The listing below holds a line with "Enumerate this screenshot's" and a later line with "Decode this image". Write out those two lines and every line between them, exactly, and nothing else.

━━━ Extracted entries

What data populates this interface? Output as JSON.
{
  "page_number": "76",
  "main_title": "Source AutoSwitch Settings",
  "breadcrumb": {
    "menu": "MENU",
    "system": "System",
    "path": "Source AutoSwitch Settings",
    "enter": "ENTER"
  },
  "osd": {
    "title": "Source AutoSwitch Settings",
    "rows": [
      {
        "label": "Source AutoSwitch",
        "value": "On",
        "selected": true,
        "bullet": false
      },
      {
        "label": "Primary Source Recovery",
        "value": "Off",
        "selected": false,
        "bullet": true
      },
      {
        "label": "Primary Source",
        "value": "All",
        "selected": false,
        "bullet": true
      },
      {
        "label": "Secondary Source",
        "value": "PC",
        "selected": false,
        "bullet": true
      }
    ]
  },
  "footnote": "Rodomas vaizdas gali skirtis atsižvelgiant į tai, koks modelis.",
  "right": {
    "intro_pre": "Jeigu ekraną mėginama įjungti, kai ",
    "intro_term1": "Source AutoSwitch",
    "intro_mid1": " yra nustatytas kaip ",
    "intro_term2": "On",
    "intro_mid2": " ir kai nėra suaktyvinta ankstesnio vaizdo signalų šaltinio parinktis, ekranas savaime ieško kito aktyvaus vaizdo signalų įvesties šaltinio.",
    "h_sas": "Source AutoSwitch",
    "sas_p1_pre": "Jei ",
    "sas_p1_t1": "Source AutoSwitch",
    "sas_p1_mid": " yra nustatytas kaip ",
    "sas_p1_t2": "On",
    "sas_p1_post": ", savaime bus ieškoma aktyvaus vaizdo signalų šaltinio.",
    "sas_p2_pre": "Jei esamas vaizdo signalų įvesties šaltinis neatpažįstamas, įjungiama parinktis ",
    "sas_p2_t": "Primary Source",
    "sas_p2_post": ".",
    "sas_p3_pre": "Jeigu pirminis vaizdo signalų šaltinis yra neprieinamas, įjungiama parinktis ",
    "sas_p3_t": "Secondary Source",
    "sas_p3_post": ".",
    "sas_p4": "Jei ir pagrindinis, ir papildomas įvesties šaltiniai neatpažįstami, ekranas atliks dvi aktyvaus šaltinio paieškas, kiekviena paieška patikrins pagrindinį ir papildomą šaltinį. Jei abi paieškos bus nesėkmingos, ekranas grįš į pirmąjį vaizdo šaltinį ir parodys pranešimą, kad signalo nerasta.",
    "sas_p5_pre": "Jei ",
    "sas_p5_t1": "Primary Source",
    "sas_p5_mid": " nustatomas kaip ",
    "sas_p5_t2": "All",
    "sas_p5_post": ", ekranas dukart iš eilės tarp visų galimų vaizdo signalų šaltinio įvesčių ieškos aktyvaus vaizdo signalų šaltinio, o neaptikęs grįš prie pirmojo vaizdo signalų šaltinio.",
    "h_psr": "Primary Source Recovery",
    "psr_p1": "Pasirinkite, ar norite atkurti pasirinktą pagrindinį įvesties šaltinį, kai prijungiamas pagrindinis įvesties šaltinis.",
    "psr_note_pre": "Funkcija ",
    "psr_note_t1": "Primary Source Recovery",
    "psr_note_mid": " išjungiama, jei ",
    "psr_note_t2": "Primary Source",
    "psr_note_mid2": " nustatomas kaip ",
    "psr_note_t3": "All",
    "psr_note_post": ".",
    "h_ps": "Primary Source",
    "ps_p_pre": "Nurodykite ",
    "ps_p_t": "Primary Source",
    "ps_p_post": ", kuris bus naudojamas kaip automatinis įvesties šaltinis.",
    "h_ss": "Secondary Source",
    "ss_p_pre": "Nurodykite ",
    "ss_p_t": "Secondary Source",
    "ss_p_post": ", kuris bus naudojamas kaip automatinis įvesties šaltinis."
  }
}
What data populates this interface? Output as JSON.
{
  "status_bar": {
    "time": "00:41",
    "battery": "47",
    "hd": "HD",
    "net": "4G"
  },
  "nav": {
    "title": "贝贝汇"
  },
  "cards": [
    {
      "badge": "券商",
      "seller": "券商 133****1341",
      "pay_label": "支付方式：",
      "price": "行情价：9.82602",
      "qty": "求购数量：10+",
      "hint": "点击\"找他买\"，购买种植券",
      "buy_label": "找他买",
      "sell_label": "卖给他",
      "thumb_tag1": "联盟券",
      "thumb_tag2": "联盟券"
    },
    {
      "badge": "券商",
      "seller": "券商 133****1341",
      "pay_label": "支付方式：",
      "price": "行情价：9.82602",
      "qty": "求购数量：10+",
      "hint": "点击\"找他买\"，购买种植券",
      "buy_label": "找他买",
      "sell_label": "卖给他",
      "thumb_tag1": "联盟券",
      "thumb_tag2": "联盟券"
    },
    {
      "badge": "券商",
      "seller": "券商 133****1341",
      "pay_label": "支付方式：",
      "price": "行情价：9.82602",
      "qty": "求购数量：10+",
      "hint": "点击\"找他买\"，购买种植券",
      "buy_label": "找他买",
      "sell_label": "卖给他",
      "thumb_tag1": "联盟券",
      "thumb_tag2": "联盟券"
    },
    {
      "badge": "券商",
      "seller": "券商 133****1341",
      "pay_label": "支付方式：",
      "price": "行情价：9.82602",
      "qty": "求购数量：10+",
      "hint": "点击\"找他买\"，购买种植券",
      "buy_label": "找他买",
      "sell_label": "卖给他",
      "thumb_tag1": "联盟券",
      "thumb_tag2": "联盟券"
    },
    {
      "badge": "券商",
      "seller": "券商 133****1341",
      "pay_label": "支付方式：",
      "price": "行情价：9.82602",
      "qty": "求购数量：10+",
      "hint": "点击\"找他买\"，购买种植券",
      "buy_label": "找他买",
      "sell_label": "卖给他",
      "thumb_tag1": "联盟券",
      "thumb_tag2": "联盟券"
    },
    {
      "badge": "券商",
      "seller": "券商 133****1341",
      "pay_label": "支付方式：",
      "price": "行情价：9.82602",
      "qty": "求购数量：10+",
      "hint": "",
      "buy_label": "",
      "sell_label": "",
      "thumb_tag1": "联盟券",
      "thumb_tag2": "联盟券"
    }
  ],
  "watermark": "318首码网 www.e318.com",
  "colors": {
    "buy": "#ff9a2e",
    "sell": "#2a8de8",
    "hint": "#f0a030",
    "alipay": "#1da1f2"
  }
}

━━━━━━
━━━ Extracted entries

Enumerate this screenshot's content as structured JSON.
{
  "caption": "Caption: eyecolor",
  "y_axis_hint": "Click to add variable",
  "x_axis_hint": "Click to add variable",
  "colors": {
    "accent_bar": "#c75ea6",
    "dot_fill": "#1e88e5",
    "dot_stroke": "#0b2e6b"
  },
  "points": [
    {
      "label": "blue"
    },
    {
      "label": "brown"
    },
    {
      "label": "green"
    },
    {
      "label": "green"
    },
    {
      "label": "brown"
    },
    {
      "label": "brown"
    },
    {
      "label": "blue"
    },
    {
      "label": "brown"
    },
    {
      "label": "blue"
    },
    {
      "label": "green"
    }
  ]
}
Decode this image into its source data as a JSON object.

━━━━━━
━━━ Extracted entries

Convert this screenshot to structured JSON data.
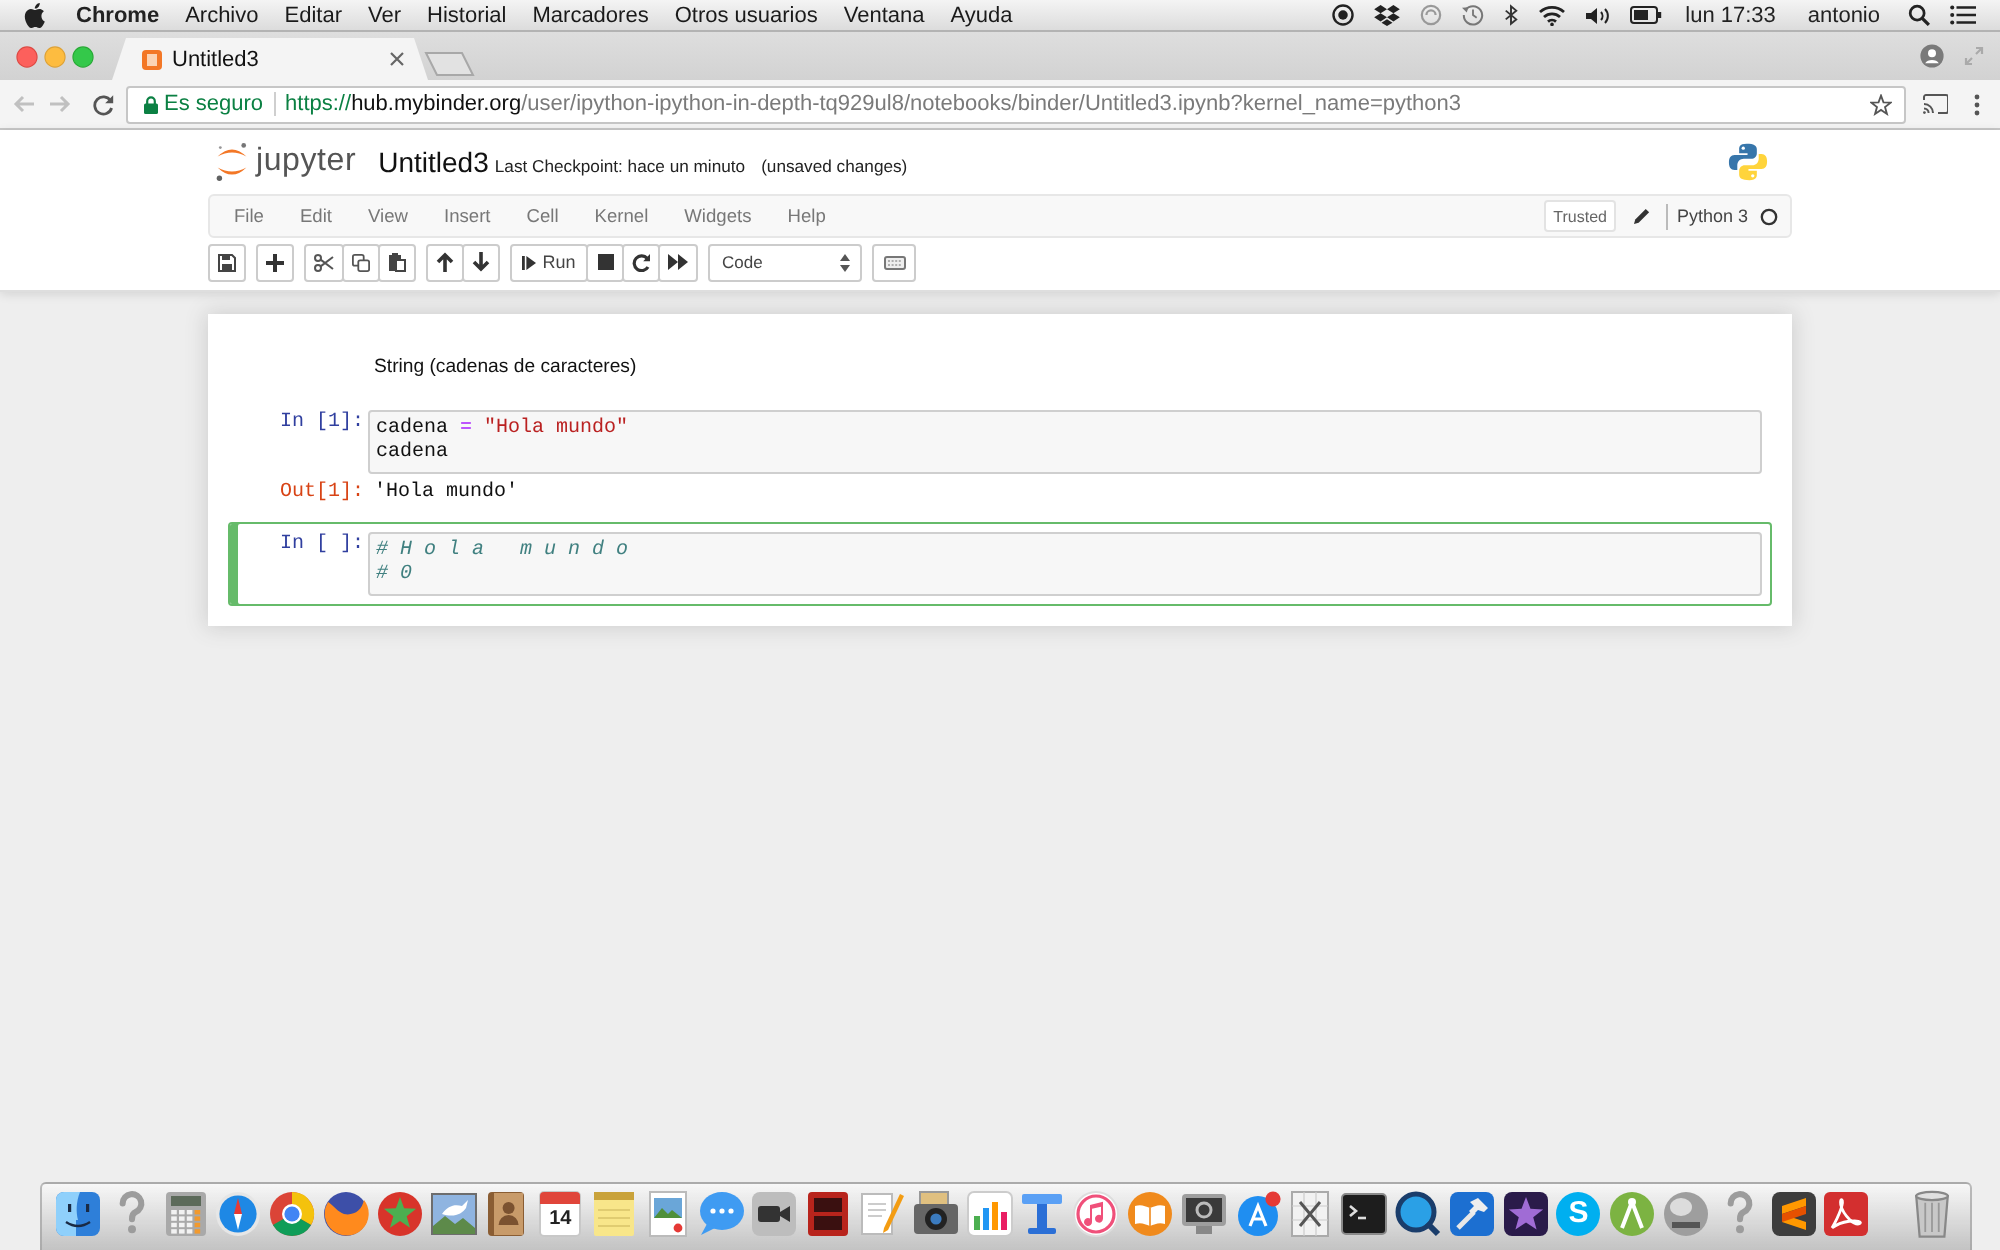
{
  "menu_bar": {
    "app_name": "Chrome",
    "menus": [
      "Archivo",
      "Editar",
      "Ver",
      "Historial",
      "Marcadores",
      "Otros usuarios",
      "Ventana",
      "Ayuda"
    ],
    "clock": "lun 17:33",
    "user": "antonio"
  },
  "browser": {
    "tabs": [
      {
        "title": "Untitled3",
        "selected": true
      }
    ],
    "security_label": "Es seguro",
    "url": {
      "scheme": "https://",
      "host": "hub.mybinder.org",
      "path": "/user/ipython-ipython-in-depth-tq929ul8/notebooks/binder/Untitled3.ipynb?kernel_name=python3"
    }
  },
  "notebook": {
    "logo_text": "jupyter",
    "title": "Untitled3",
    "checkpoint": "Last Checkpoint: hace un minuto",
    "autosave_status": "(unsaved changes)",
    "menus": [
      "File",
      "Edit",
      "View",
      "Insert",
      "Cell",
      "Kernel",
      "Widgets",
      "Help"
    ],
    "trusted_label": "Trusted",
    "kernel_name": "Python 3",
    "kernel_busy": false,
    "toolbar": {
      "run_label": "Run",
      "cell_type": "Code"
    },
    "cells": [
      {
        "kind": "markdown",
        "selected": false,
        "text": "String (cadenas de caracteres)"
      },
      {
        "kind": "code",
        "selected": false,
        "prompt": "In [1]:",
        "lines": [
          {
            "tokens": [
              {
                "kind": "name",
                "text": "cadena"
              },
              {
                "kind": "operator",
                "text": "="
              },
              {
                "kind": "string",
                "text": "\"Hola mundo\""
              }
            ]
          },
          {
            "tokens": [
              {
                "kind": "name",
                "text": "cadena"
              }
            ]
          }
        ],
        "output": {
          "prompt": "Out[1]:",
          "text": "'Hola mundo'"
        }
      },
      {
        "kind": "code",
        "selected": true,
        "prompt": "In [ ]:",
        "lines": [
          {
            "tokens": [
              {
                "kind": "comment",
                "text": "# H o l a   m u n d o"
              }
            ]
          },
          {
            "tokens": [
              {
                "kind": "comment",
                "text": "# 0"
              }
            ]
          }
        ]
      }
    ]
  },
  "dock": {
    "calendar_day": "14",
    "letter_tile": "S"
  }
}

━━━━━━

• **Output**
Enumerate this screenshot's content as structured JSON.
{
  "caption": "Caption: eyecolor",
  "y_axis_hint": "Click to add variable",
  "x_axis_hint": "Click to add variable",
  "colors": {
    "accent_bar": "#c75ea6",
    "dot_fill": "#1e88e5",
    "dot_stroke": "#0b2e6b"
  },
  "points": [
    {
      "label": "blue"
    },
    {
      "label": "brown"
    },
    {
      "label": "green"
    },
    {
      "label": "green"
    },
    {
      "label": "brown"
    },
    {
      "label": "brown"
    },
    {
      "label": "blue"
    },
    {
      "label": "brown"
    },
    {
      "label": "blue"
    },
    {
      "label": "green"
    }
  ]
}
Decode this image into its source data as a JSON object.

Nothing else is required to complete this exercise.